■ **PROBLEM DESCRIPTION**
Your task is to copy every record exactly.

[Data records]
------------------------
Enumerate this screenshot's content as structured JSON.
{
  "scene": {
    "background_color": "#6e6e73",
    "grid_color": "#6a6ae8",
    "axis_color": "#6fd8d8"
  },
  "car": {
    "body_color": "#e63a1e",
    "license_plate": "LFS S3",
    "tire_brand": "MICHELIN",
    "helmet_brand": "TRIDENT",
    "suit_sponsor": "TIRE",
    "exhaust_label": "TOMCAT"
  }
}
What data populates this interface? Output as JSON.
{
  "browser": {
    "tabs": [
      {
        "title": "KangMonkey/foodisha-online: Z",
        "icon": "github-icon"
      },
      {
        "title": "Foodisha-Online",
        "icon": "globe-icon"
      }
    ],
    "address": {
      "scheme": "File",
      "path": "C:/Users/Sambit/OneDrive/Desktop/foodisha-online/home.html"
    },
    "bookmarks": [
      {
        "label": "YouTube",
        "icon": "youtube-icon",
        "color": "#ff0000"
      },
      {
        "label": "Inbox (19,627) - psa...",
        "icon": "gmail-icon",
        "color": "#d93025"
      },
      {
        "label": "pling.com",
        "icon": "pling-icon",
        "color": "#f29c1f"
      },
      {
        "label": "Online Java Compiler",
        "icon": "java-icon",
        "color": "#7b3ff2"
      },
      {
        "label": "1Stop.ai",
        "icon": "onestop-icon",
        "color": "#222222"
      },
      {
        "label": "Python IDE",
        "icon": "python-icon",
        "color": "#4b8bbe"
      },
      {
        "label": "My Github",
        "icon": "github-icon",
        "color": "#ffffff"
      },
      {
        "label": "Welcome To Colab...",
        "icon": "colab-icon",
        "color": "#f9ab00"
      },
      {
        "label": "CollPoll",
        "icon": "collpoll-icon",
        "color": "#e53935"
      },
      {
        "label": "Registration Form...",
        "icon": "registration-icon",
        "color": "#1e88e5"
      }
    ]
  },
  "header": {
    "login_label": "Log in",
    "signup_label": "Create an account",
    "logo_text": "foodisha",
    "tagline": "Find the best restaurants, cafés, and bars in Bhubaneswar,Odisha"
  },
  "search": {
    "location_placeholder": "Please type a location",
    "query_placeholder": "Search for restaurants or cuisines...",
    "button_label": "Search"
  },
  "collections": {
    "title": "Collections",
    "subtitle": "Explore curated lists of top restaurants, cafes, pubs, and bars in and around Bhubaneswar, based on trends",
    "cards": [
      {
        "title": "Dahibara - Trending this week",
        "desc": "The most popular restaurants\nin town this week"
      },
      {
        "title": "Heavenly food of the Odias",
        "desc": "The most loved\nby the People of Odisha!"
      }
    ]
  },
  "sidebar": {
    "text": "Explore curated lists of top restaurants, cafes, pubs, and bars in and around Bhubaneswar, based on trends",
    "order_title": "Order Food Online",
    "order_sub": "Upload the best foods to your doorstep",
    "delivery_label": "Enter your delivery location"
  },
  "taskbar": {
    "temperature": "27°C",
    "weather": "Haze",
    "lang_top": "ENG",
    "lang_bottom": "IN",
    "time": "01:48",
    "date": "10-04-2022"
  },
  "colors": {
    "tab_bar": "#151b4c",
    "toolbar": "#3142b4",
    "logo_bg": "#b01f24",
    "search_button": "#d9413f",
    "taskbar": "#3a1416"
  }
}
------------------------
■ **RESULT OF THIS TASK**
Enumerate this screenshot's content as structured JSON.
{
  "scene": {
    "background_color": "#6e6e73",
    "grid_color": "#6a6ae8",
    "axis_color": "#6fd8d8"
  },
  "car": {
    "body_color": "#e63a1e",
    "license_plate": "LFS S3",
    "tire_brand": "MICHELIN",
    "helmet_brand": "TRIDENT",
    "suit_sponsor": "TIRE",
    "exhaust_label": "TOMCAT"
  }
}
What data populates this interface? Output as JSON.
{
  "browser": {
    "tabs": [
      {
        "title": "KangMonkey/foodisha-online: Z",
        "icon": "github-icon"
      },
      {
        "title": "Foodisha-Online",
        "icon": "globe-icon"
      }
    ],
    "address": {
      "scheme": "File",
      "path": "C:/Users/Sambit/OneDrive/Desktop/foodisha-online/home.html"
    },
    "bookmarks": [
      {
        "label": "YouTube",
        "icon": "youtube-icon",
        "color": "#ff0000"
      },
      {
        "label": "Inbox (19,627) - psa...",
        "icon": "gmail-icon",
        "color": "#d93025"
      },
      {
        "label": "pling.com",
        "icon": "pling-icon",
        "color": "#f29c1f"
      },
      {
        "label": "Online Java Compiler",
        "icon": "java-icon",
        "color": "#7b3ff2"
      },
      {
        "label": "1Stop.ai",
        "icon": "onestop-icon",
        "color": "#222222"
      },
      {
        "label": "Python IDE",
        "icon": "python-icon",
        "color": "#4b8bbe"
      },
      {
        "label": "My Github",
        "icon": "github-icon",
        "color": "#ffffff"
      },
      {
        "label": "Welcome To Colab...",
        "icon": "colab-icon",
        "color": "#f9ab00"
      },
      {
        "label": "CollPoll",
        "icon": "collpoll-icon",
        "color": "#e53935"
      },
      {
        "label": "Registration Form...",
        "icon": "registration-icon",
        "color": "#1e88e5"
      }
    ]
  },
  "header": {
    "login_label": "Log in",
    "signup_label": "Create an account",
    "logo_text": "foodisha",
    "tagline": "Find the best restaurants, cafés, and bars in Bhubaneswar,Odisha"
  },
  "search": {
    "location_placeholder": "Please type a location",
    "query_placeholder": "Search for restaurants or cuisines...",
    "button_label": "Search"
  },
  "collections": {
    "title": "Collections",
    "subtitle": "Explore curated lists of top restaurants, cafes, pubs, and bars in and around Bhubaneswar, based on trends",
    "cards": [
      {
        "title": "Dahibara - Trending this week",
        "desc": "The most popular restaurants\nin town this week"
      },
      {
        "title": "Heavenly food of the Odias",
        "desc": "The most loved\nby the People of Odisha!"
      }
    ]
  },
  "sidebar": {
    "text": "Explore curated lists of top restaurants, cafes, pubs, and bars in and around Bhubaneswar, based on trends",
    "order_title": "Order Food Online",
    "order_sub": "Upload the best foods to your doorstep",
    "delivery_label": "Enter your delivery location"
  },
  "taskbar": {
    "temperature": "27°C",
    "weather": "Haze",
    "lang_top": "ENG",
    "lang_bottom": "IN",
    "time": "01:48",
    "date": "10-04-2022"
  },
  "colors": {
    "tab_bar": "#151b4c",
    "toolbar": "#3142b4",
    "logo_bg": "#b01f24",
    "search_button": "#d9413f",
    "taskbar": "#3a1416"
  }
}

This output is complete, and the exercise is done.